TASK PROMPT:
Make an exact copy of all the data, pictures excluded.

=-=-=-=-=

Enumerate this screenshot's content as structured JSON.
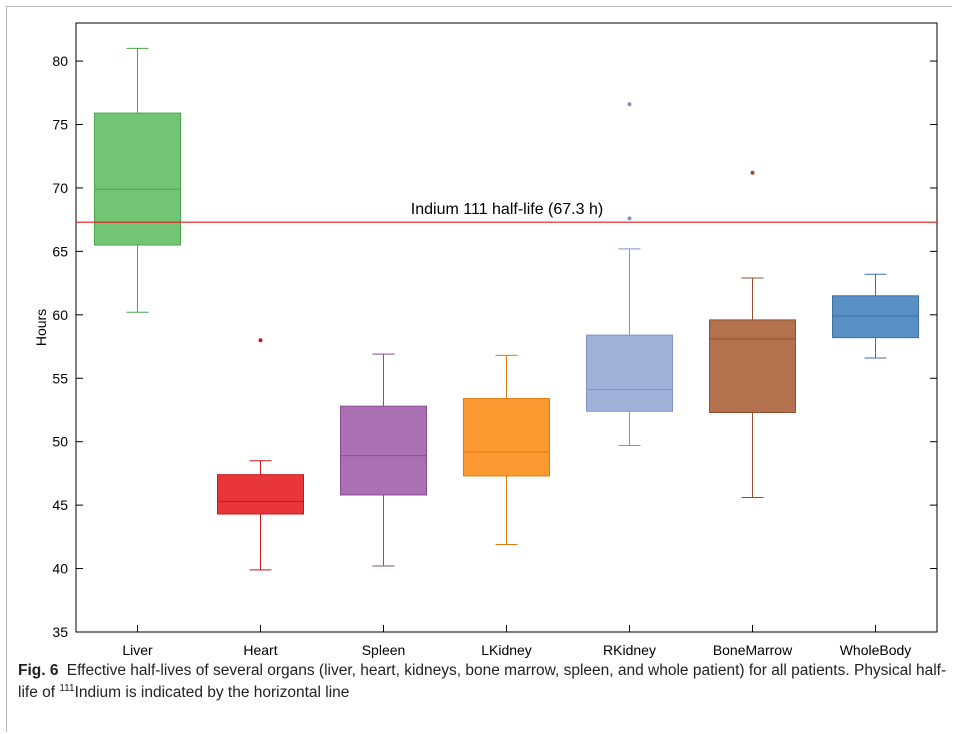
{
  "chart_data": {
    "type": "box",
    "ylabel": "Hours",
    "ylim": [
      35,
      83
    ],
    "yticks": [
      35,
      40,
      45,
      50,
      55,
      60,
      65,
      70,
      75,
      80
    ],
    "categories": [
      "Liver",
      "Heart",
      "Spleen",
      "LKidney",
      "RKidney",
      "BoneMarrow",
      "WholeBody"
    ],
    "boxes": [
      {
        "name": "Liver",
        "whisker_low": 60.2,
        "q1": 65.5,
        "median": 69.9,
        "q3": 75.9,
        "whisker_high": 81.0,
        "outliers": [],
        "fill": "#74c476",
        "stroke": "#4aa64d"
      },
      {
        "name": "Heart",
        "whisker_low": 39.9,
        "q1": 44.3,
        "median": 45.3,
        "q3": 47.4,
        "whisker_high": 48.5,
        "outliers": [
          58.0
        ],
        "fill": "#e8363b",
        "stroke": "#c8171c"
      },
      {
        "name": "Spleen",
        "whisker_low": 40.2,
        "q1": 45.8,
        "median": 48.9,
        "q3": 52.8,
        "whisker_high": 56.9,
        "outliers": [],
        "fill": "#ab6fb3",
        "stroke": "#8a4b93"
      },
      {
        "name": "LKidney",
        "whisker_low": 41.9,
        "q1": 47.3,
        "median": 49.2,
        "q3": 53.4,
        "whisker_high": 56.8,
        "outliers": [],
        "fill": "#fd9931",
        "stroke": "#e07a10"
      },
      {
        "name": "RKidney",
        "whisker_low": 49.7,
        "q1": 52.4,
        "median": 54.1,
        "q3": 58.4,
        "whisker_high": 65.2,
        "outliers": [
          67.6,
          76.6
        ],
        "fill": "#a1b2d8",
        "stroke": "#7f93c4"
      },
      {
        "name": "BoneMarrow",
        "whisker_low": 45.6,
        "q1": 52.3,
        "median": 58.1,
        "q3": 59.6,
        "whisker_high": 62.9,
        "outliers": [
          71.2
        ],
        "fill": "#b3724d",
        "stroke": "#934f2b"
      },
      {
        "name": "WholeBody",
        "whisker_low": 56.6,
        "q1": 58.2,
        "median": 59.9,
        "q3": 61.5,
        "whisker_high": 63.2,
        "outliers": [],
        "fill": "#5a8fc5",
        "stroke": "#3a72aa"
      }
    ],
    "reference_line": {
      "value": 67.3,
      "label": "Indium 111 half-life (67.3 h)",
      "color": "#e01b1b"
    },
    "grid": false
  },
  "caption": {
    "label": "Fig. 6",
    "text_before": "Effective half-lives of several organs (liver, heart, kidneys, bone marrow, spleen, and whole patient) for all patients. Physical half-life of ",
    "superscript": "111",
    "text_after": "Indium is indicated by the horizontal line"
  }
}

=-=-=-=-=

TASK RESULT:
Enumerate this screenshot's content as structured JSON.
{
  "chart_data": {
    "type": "box",
    "ylabel": "Hours",
    "ylim": [
      35,
      83
    ],
    "yticks": [
      35,
      40,
      45,
      50,
      55,
      60,
      65,
      70,
      75,
      80
    ],
    "categories": [
      "Liver",
      "Heart",
      "Spleen",
      "LKidney",
      "RKidney",
      "BoneMarrow",
      "WholeBody"
    ],
    "boxes": [
      {
        "name": "Liver",
        "whisker_low": 60.2,
        "q1": 65.5,
        "median": 69.9,
        "q3": 75.9,
        "whisker_high": 81.0,
        "outliers": [],
        "fill": "#74c476",
        "stroke": "#4aa64d"
      },
      {
        "name": "Heart",
        "whisker_low": 39.9,
        "q1": 44.3,
        "median": 45.3,
        "q3": 47.4,
        "whisker_high": 48.5,
        "outliers": [
          58.0
        ],
        "fill": "#e8363b",
        "stroke": "#c8171c"
      },
      {
        "name": "Spleen",
        "whisker_low": 40.2,
        "q1": 45.8,
        "median": 48.9,
        "q3": 52.8,
        "whisker_high": 56.9,
        "outliers": [],
        "fill": "#ab6fb3",
        "stroke": "#8a4b93"
      },
      {
        "name": "LKidney",
        "whisker_low": 41.9,
        "q1": 47.3,
        "median": 49.2,
        "q3": 53.4,
        "whisker_high": 56.8,
        "outliers": [],
        "fill": "#fd9931",
        "stroke": "#e07a10"
      },
      {
        "name": "RKidney",
        "whisker_low": 49.7,
        "q1": 52.4,
        "median": 54.1,
        "q3": 58.4,
        "whisker_high": 65.2,
        "outliers": [
          67.6,
          76.6
        ],
        "fill": "#a1b2d8",
        "stroke": "#7f93c4"
      },
      {
        "name": "BoneMarrow",
        "whisker_low": 45.6,
        "q1": 52.3,
        "median": 58.1,
        "q3": 59.6,
        "whisker_high": 62.9,
        "outliers": [
          71.2
        ],
        "fill": "#b3724d",
        "stroke": "#934f2b"
      },
      {
        "name": "WholeBody",
        "whisker_low": 56.6,
        "q1": 58.2,
        "median": 59.9,
        "q3": 61.5,
        "whisker_high": 63.2,
        "outliers": [],
        "fill": "#5a8fc5",
        "stroke": "#3a72aa"
      }
    ],
    "reference_line": {
      "value": 67.3,
      "label": "Indium 111 half-life (67.3 h)",
      "color": "#e01b1b"
    },
    "grid": false
  },
  "caption": {
    "label": "Fig. 6",
    "text_before": "Effective half-lives of several organs (liver, heart, kidneys, bone marrow, spleen, and whole patient) for all patients. Physical half-life of ",
    "superscript": "111",
    "text_after": "Indium is indicated by the horizontal line"
  }
}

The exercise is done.